What is expected: Reproduce every entry below precisely. Pictures are excluded from the copy.

Source material:
▬▬▬
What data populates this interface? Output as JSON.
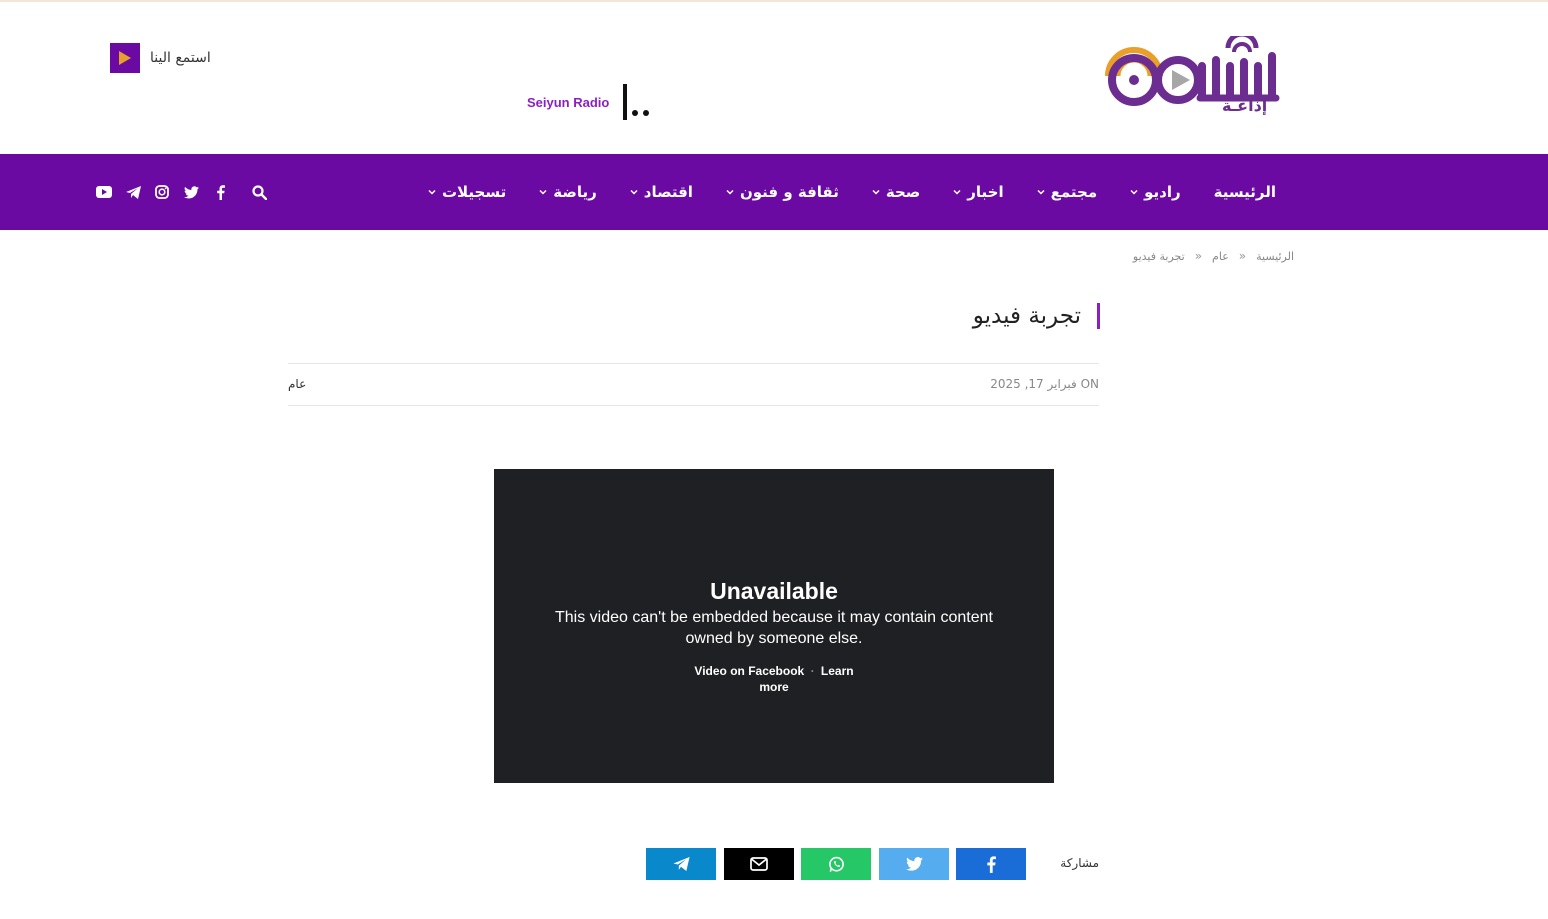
{
  "header": {
    "listen_label": "استمع الينا",
    "ticker_label": "Seiyun Radio"
  },
  "logo": {
    "text": "إذاعـة"
  },
  "nav": {
    "items": [
      {
        "label": "الرئيسية",
        "has_dropdown": false
      },
      {
        "label": "راديو",
        "has_dropdown": true
      },
      {
        "label": "مجتمع",
        "has_dropdown": true
      },
      {
        "label": "اخبار",
        "has_dropdown": true
      },
      {
        "label": "صحة",
        "has_dropdown": true
      },
      {
        "label": "ثقافة و فنون",
        "has_dropdown": true
      },
      {
        "label": "اقتصاد",
        "has_dropdown": true
      },
      {
        "label": "رياضة",
        "has_dropdown": true
      },
      {
        "label": "تسجيلات",
        "has_dropdown": true
      }
    ],
    "icons": [
      "youtube-icon",
      "telegram-icon",
      "instagram-icon",
      "twitter-icon",
      "facebook-icon",
      "search-icon"
    ]
  },
  "breadcrumb": {
    "home": "الرئيسية",
    "category": "عام",
    "current": "تجربة فيديو",
    "separator": "»"
  },
  "post": {
    "title": "تجربة فيديو",
    "date": "ON فبراير 17, 2025",
    "category": "عام"
  },
  "video": {
    "title": "Unavailable",
    "message": "This video can't be embedded because it may contain content owned by someone else.",
    "link_facebook": "Video on Facebook",
    "link_separator": "·",
    "link_learn": "Learn more"
  },
  "share": {
    "label": "مشاركة",
    "buttons": [
      {
        "name": "facebook",
        "color": "#1a6dd6"
      },
      {
        "name": "twitter",
        "color": "#55acee"
      },
      {
        "name": "whatsapp",
        "color": "#26c766"
      },
      {
        "name": "email",
        "color": "#000000"
      },
      {
        "name": "telegram",
        "color": "#0a88cc"
      }
    ]
  },
  "colors": {
    "brand_purple": "#6b0aa3",
    "accent_purple": "#8b1fc4",
    "logo_orange": "#e8a02a",
    "video_bg": "#1f2024"
  }
}
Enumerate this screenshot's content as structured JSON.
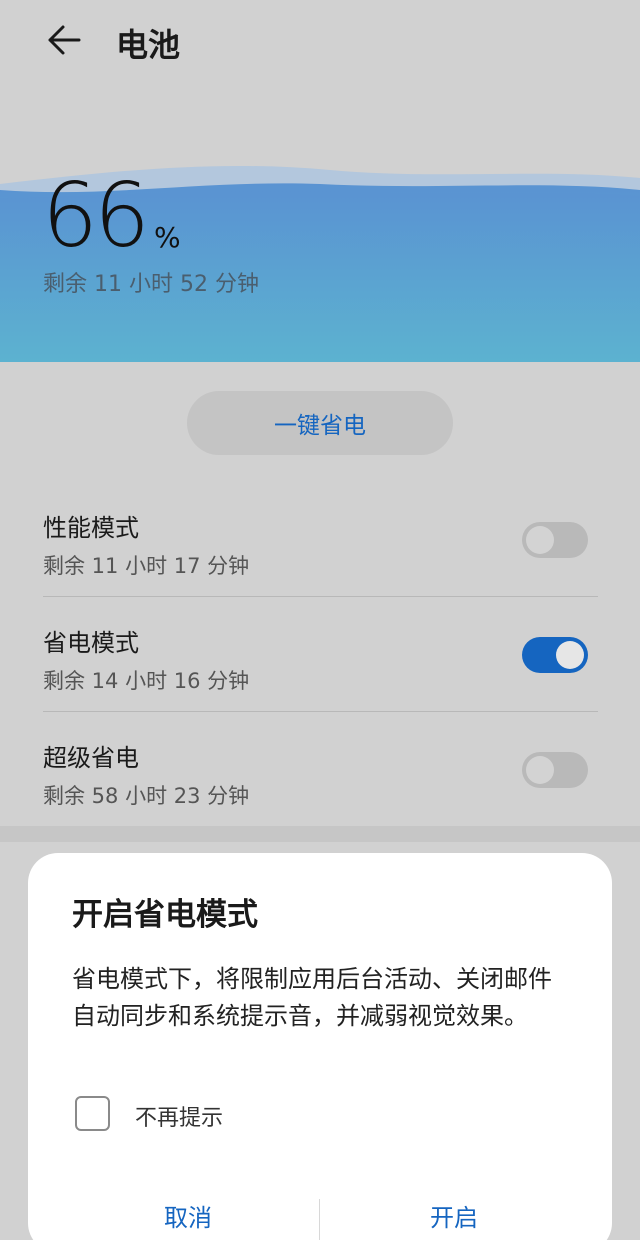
{
  "header": {
    "title": "电池",
    "back_icon": "arrow-left-icon"
  },
  "battery": {
    "percent": "66",
    "percent_sign": "%",
    "remaining": "剩余 11 小时 52 分钟",
    "level": 0.66,
    "wave_color": "#5b9bd5"
  },
  "one_key_saver": {
    "label": "一键省电"
  },
  "modes": [
    {
      "title": "性能模式",
      "remaining": "剩余 11 小时 17 分钟",
      "enabled": false
    },
    {
      "title": "省电模式",
      "remaining": "剩余 14 小时 16 分钟",
      "enabled": true
    },
    {
      "title": "超级省电",
      "remaining": "剩余 58 小时 23 分钟",
      "enabled": false
    }
  ],
  "dialog": {
    "title": "开启省电模式",
    "body": "省电模式下，将限制应用后台活动、关闭邮件自动同步和系统提示音，并减弱视觉效果。",
    "checkbox_label": "不再提示",
    "checkbox_checked": false,
    "cancel_label": "取消",
    "confirm_label": "开启"
  },
  "colors": {
    "accent": "#1565c0",
    "background": "#d1d1d1",
    "dialog_bg": "#ffffff"
  }
}
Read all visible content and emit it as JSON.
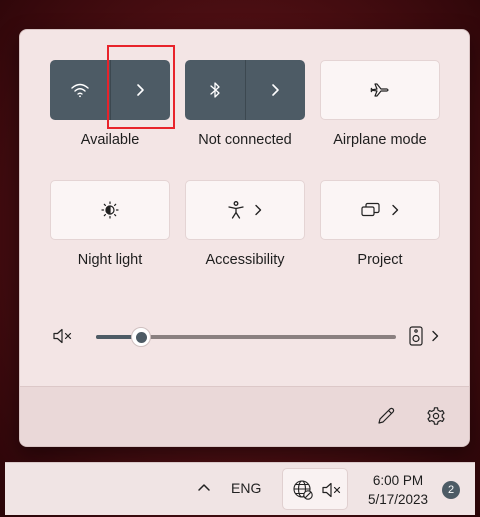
{
  "quick_settings": {
    "tiles": [
      {
        "id": "wifi",
        "label": "Available",
        "icon": "wifi-icon",
        "state": "on",
        "has_chevron": true
      },
      {
        "id": "bluetooth",
        "label": "Not connected",
        "icon": "bluetooth-icon",
        "state": "on",
        "has_chevron": true
      },
      {
        "id": "airplane",
        "label": "Airplane mode",
        "icon": "airplane-icon",
        "state": "off",
        "has_chevron": false
      },
      {
        "id": "night_light",
        "label": "Night light",
        "icon": "night-light-icon",
        "state": "off",
        "has_chevron": false
      },
      {
        "id": "accessibility",
        "label": "Accessibility",
        "icon": "accessibility-icon",
        "state": "off",
        "has_chevron": true
      },
      {
        "id": "project",
        "label": "Project",
        "icon": "project-icon",
        "state": "off",
        "has_chevron": true
      }
    ],
    "volume": {
      "muted": true,
      "level_fraction": 0.15,
      "output_icon": "speaker-device-icon"
    },
    "footer": {
      "edit_icon": "pencil-icon",
      "settings_icon": "gear-icon"
    }
  },
  "taskbar": {
    "language": "ENG",
    "time": "6:00 PM",
    "date": "5/17/2023",
    "notification_count": "2"
  },
  "colors": {
    "accent_tile": "#4d5b65",
    "panel_bg": "#f3e5e5",
    "highlight_box": "#e8232b"
  }
}
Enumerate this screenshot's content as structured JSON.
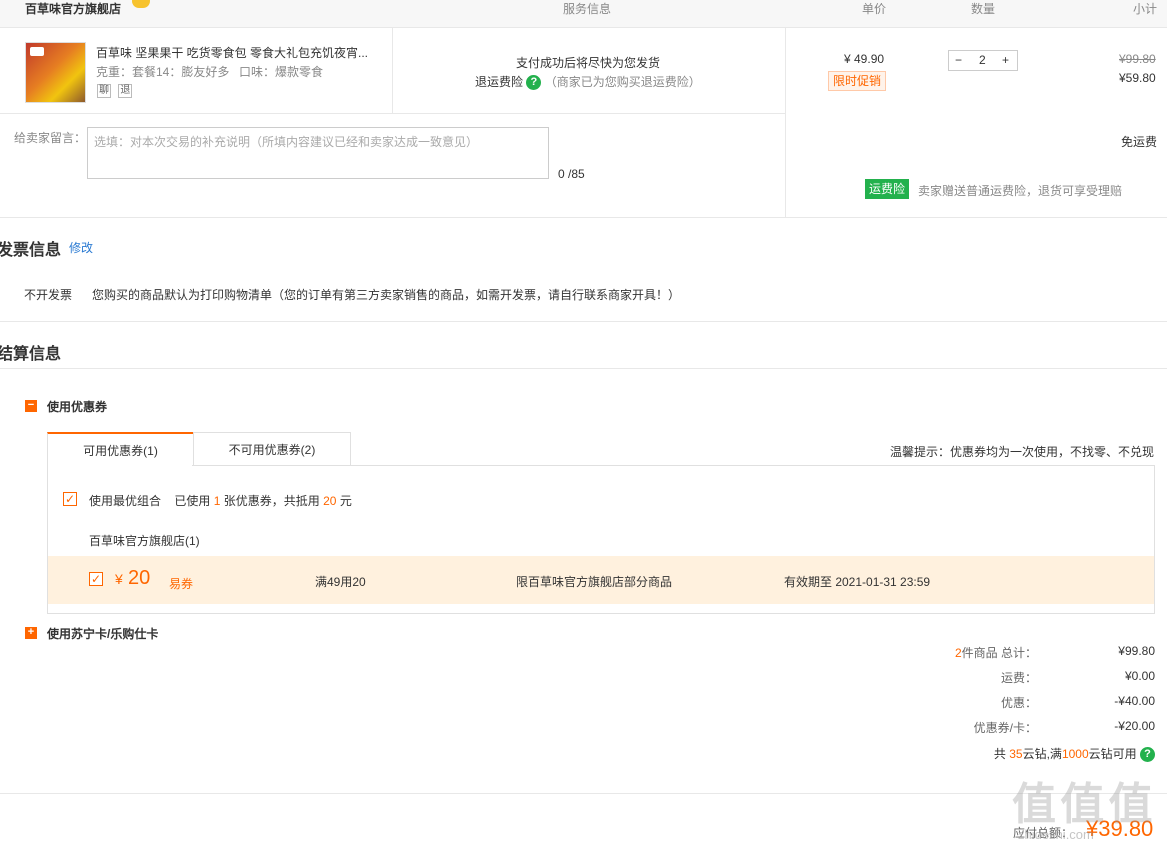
{
  "header": {
    "store": "百草味官方旗舰店",
    "service": "服务信息",
    "unit_price": "单价",
    "quantity": "数量",
    "subtotal": "小计"
  },
  "product": {
    "title": "百草味 坚果果干 吃货零食包 零食大礼包充饥夜宵...",
    "attr_weight": "克重：套餐14：膨友好多",
    "attr_flavor": "口味：爆款零食",
    "tag1": "聊",
    "tag2": "退",
    "service_line1": "支付成功后将尽快为您发货",
    "service_line2": "退运费险",
    "service_note": "（商家已为您购买退运费险）",
    "help_icon": "?",
    "price": "¥ 49.90",
    "promo": "限时促销",
    "qty": "2",
    "qty_minus": "−",
    "qty_plus": "+",
    "original_subtotal": "¥99.80",
    "subtotal": "¥59.80"
  },
  "message": {
    "label": "给卖家留言：",
    "placeholder": "选填：对本次交易的补充说明（所填内容建议已经和卖家达成一致意见）",
    "counter": "0 /85"
  },
  "shipping": {
    "free": "免运费",
    "badge": "运费险",
    "note": "卖家赠送普通运费险，退货可享受理赔"
  },
  "invoice": {
    "title": "发票信息",
    "edit": "修改",
    "type": "不开发票",
    "desc": "您购买的商品默认为打印购物清单（您的订单有第三方卖家销售的商品，如需开发票，请自行联系商家开具！）"
  },
  "settlement": {
    "title": "结算信息",
    "coupon_toggle": "使用优惠券",
    "toggle_minus": "−",
    "toggle_plus": "+",
    "tab_available": "可用优惠券(1)",
    "tab_unavailable": "不可用优惠券(2)",
    "tip": "温馨提示：优惠券均为一次使用，不找零、不兑现",
    "best_combo": "使用最优组合",
    "used_prefix": "已使用",
    "used_count": "1",
    "used_mid": "张优惠券，共抵用",
    "used_amount": "20",
    "used_suffix": "元",
    "store_group": "百草味官方旗舰店(1)",
    "coupon_currency": "¥",
    "coupon_amount": "20",
    "coupon_type": "易券",
    "coupon_rule": "满49用20",
    "coupon_scope": "限百草味官方旗舰店部分商品",
    "coupon_expiry": "有效期至 2021-01-31 23:59",
    "card_toggle": "使用苏宁卡/乐购仕卡",
    "check": "✓"
  },
  "summary": {
    "items_count": "2",
    "items_label": "件商品 总计：",
    "total": "¥99.80",
    "shipping_label": "运费：",
    "shipping": "¥0.00",
    "discount_label": "优惠：",
    "discount": "-¥40.00",
    "coupon_label": "优惠券/卡：",
    "coupon": "-¥20.00",
    "cloud_prefix": "共",
    "cloud_count": "35",
    "cloud_mid": "云钻,满",
    "cloud_min": "1000",
    "cloud_suffix": "云钻可用",
    "payable_label": "应付总额：",
    "payable": "¥39.80",
    "watermark": "值 值 值",
    "watermark_url": "zhidezhi.com"
  }
}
▬▬▬
The solution:
What data populates this interface? Output as JSON.
{
  "header": {
    "listen_label": "استمع الينا",
    "ticker_label": "Seiyun Radio"
  },
  "logo": {
    "text": "إذاعـة"
  },
  "nav": {
    "items": [
      {
        "label": "الرئيسية",
        "has_dropdown": false
      },
      {
        "label": "راديو",
        "has_dropdown": true
      },
      {
        "label": "مجتمع",
        "has_dropdown": true
      },
      {
        "label": "اخبار",
        "has_dropdown": true
      },
      {
        "label": "صحة",
        "has_dropdown": true
      },
      {
        "label": "ثقافة و فنون",
        "has_dropdown": true
      },
      {
        "label": "اقتصاد",
        "has_dropdown": true
      },
      {
        "label": "رياضة",
        "has_dropdown": true
      },
      {
        "label": "تسجيلات",
        "has_dropdown": true
      }
    ],
    "icons": [
      "youtube-icon",
      "telegram-icon",
      "instagram-icon",
      "twitter-icon",
      "facebook-icon",
      "search-icon"
    ]
  },
  "breadcrumb": {
    "home": "الرئيسية",
    "category": "عام",
    "current": "تجربة فيديو",
    "separator": "»"
  },
  "post": {
    "title": "تجربة فيديو",
    "date": "ON فبراير 17, 2025",
    "category": "عام"
  },
  "video": {
    "title": "Unavailable",
    "message": "This video can't be embedded because it may contain content owned by someone else.",
    "link_facebook": "Video on Facebook",
    "link_separator": "·",
    "link_learn": "Learn more"
  },
  "share": {
    "label": "مشاركة",
    "buttons": [
      {
        "name": "facebook",
        "color": "#1a6dd6"
      },
      {
        "name": "twitter",
        "color": "#55acee"
      },
      {
        "name": "whatsapp",
        "color": "#26c766"
      },
      {
        "name": "email",
        "color": "#000000"
      },
      {
        "name": "telegram",
        "color": "#0a88cc"
      }
    ]
  },
  "colors": {
    "brand_purple": "#6b0aa3",
    "accent_purple": "#8b1fc4",
    "logo_orange": "#e8a02a",
    "video_bg": "#1f2024"
  }
}
Enumerate this screenshot's content as structured JSON.
{
  "header": {
    "title": "电池",
    "back_icon": "arrow-left-icon"
  },
  "battery": {
    "percent": "66",
    "percent_sign": "%",
    "remaining": "剩余 11 小时 52 分钟",
    "level": 0.66,
    "wave_color": "#5b9bd5"
  },
  "one_key_saver": {
    "label": "一键省电"
  },
  "modes": [
    {
      "title": "性能模式",
      "remaining": "剩余 11 小时 17 分钟",
      "enabled": false
    },
    {
      "title": "省电模式",
      "remaining": "剩余 14 小时 16 分钟",
      "enabled": true
    },
    {
      "title": "超级省电",
      "remaining": "剩余 58 小时 23 分钟",
      "enabled": false
    }
  ],
  "dialog": {
    "title": "开启省电模式",
    "body": "省电模式下，将限制应用后台活动、关闭邮件自动同步和系统提示音，并减弱视觉效果。",
    "checkbox_label": "不再提示",
    "checkbox_checked": false,
    "cancel_label": "取消",
    "confirm_label": "开启"
  },
  "colors": {
    "accent": "#1565c0",
    "background": "#d1d1d1",
    "dialog_bg": "#ffffff"
  }
}
Read all visible content and emit it as JSON.
{
  "quick_settings": {
    "tiles": [
      {
        "id": "wifi",
        "label": "Available",
        "icon": "wifi-icon",
        "state": "on",
        "has_chevron": true
      },
      {
        "id": "bluetooth",
        "label": "Not connected",
        "icon": "bluetooth-icon",
        "state": "on",
        "has_chevron": true
      },
      {
        "id": "airplane",
        "label": "Airplane mode",
        "icon": "airplane-icon",
        "state": "off",
        "has_chevron": false
      },
      {
        "id": "night_light",
        "label": "Night light",
        "icon": "night-light-icon",
        "state": "off",
        "has_chevron": false
      },
      {
        "id": "accessibility",
        "label": "Accessibility",
        "icon": "accessibility-icon",
        "state": "off",
        "has_chevron": true
      },
      {
        "id": "project",
        "label": "Project",
        "icon": "project-icon",
        "state": "off",
        "has_chevron": true
      }
    ],
    "volume": {
      "muted": true,
      "level_fraction": 0.15,
      "output_icon": "speaker-device-icon"
    },
    "footer": {
      "edit_icon": "pencil-icon",
      "settings_icon": "gear-icon"
    }
  },
  "taskbar": {
    "language": "ENG",
    "time": "6:00 PM",
    "date": "5/17/2023",
    "notification_count": "2"
  },
  "colors": {
    "accent_tile": "#4d5b65",
    "panel_bg": "#f3e5e5",
    "highlight_box": "#e8232b"
  }
}
Enumerate this screenshot's content as structured JSON.
{
  "header": {
    "store": "百草味官方旗舰店",
    "service": "服务信息",
    "unit_price": "单价",
    "quantity": "数量",
    "subtotal": "小计"
  },
  "product": {
    "title": "百草味 坚果果干 吃货零食包 零食大礼包充饥夜宵...",
    "attr_weight": "克重：套餐14：膨友好多",
    "attr_flavor": "口味：爆款零食",
    "tag1": "聊",
    "tag2": "退",
    "service_line1": "支付成功后将尽快为您发货",
    "service_line2": "退运费险",
    "service_note": "（商家已为您购买退运费险）",
    "help_icon": "?",
    "price": "¥ 49.90",
    "promo": "限时促销",
    "qty": "2",
    "qty_minus": "−",
    "qty_plus": "+",
    "original_subtotal": "¥99.80",
    "subtotal": "¥59.80"
  },
  "message": {
    "label": "给卖家留言：",
    "placeholder": "选填：对本次交易的补充说明（所填内容建议已经和卖家达成一致意见）",
    "counter": "0 /85"
  },
  "shipping": {
    "free": "免运费",
    "badge": "运费险",
    "note": "卖家赠送普通运费险，退货可享受理赔"
  },
  "invoice": {
    "title": "发票信息",
    "edit": "修改",
    "type": "不开发票",
    "desc": "您购买的商品默认为打印购物清单（您的订单有第三方卖家销售的商品，如需开发票，请自行联系商家开具！）"
  },
  "settlement": {
    "title": "结算信息",
    "coupon_toggle": "使用优惠券",
    "toggle_minus": "−",
    "toggle_plus": "+",
    "tab_available": "可用优惠券(1)",
    "tab_unavailable": "不可用优惠券(2)",
    "tip": "温馨提示：优惠券均为一次使用，不找零、不兑现",
    "best_combo": "使用最优组合",
    "used_prefix": "已使用",
    "used_count": "1",
    "used_mid": "张优惠券，共抵用",
    "used_amount": "20",
    "used_suffix": "元",
    "store_group": "百草味官方旗舰店(1)",
    "coupon_currency": "¥",
    "coupon_amount": "20",
    "coupon_type": "易券",
    "coupon_rule": "满49用20",
    "coupon_scope": "限百草味官方旗舰店部分商品",
    "coupon_expiry": "有效期至 2021-01-31 23:59",
    "card_toggle": "使用苏宁卡/乐购仕卡",
    "check": "✓"
  },
  "summary": {
    "items_count": "2",
    "items_label": "件商品 总计：",
    "total": "¥99.80",
    "shipping_label": "运费：",
    "shipping": "¥0.00",
    "discount_label": "优惠：",
    "discount": "-¥40.00",
    "coupon_label": "优惠券/卡：",
    "coupon": "-¥20.00",
    "cloud_prefix": "共",
    "cloud_count": "35",
    "cloud_mid": "云钻,满",
    "cloud_min": "1000",
    "cloud_suffix": "云钻可用",
    "payable_label": "应付总额：",
    "payable": "¥39.80",
    "watermark": "值 值 值",
    "watermark_url": "zhidezhi.com"
  }
}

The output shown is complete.